(Collected data entries)
*****

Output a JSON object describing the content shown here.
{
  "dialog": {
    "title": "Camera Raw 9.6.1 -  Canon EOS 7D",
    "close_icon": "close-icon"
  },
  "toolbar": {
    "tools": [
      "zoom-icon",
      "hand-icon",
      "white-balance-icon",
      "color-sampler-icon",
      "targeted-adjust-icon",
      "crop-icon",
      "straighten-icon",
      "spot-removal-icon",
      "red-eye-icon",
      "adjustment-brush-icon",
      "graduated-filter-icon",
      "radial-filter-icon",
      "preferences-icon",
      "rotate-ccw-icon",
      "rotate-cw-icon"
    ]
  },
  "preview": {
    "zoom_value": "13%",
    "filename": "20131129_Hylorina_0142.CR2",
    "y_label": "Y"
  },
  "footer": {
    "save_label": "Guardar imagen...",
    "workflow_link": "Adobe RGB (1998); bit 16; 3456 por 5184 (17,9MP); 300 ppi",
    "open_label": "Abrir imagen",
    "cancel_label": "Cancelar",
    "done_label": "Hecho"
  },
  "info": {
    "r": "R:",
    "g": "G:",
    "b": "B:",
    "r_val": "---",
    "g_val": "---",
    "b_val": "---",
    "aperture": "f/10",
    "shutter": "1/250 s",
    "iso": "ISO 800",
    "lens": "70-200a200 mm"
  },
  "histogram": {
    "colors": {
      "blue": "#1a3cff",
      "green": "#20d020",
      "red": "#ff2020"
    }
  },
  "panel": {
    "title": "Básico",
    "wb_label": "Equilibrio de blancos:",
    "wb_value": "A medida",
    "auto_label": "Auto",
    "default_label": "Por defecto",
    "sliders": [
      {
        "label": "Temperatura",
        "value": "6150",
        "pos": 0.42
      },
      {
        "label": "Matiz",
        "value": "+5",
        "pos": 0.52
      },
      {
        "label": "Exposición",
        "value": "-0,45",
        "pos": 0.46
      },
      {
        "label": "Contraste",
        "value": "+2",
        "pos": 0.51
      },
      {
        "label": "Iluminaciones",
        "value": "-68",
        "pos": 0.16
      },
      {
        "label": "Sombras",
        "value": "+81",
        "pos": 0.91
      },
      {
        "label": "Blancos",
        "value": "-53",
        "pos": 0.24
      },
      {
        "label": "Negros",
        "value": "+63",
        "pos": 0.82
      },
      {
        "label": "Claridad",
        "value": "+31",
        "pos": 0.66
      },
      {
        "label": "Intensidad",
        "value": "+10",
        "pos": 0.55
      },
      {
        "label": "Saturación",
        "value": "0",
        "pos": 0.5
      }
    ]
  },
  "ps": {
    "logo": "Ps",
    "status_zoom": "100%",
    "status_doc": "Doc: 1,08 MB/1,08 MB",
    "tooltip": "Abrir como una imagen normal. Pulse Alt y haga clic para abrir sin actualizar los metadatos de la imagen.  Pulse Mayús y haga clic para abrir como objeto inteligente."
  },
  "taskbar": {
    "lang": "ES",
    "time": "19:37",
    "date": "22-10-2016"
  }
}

*****

WORK REQUIRED: Collect the lines of the data that carry the word "title".

WORKED SOLUTION:
    "title": "Camera Raw 9.6.1 -  Canon EOS 7D",
    "title": "Básico",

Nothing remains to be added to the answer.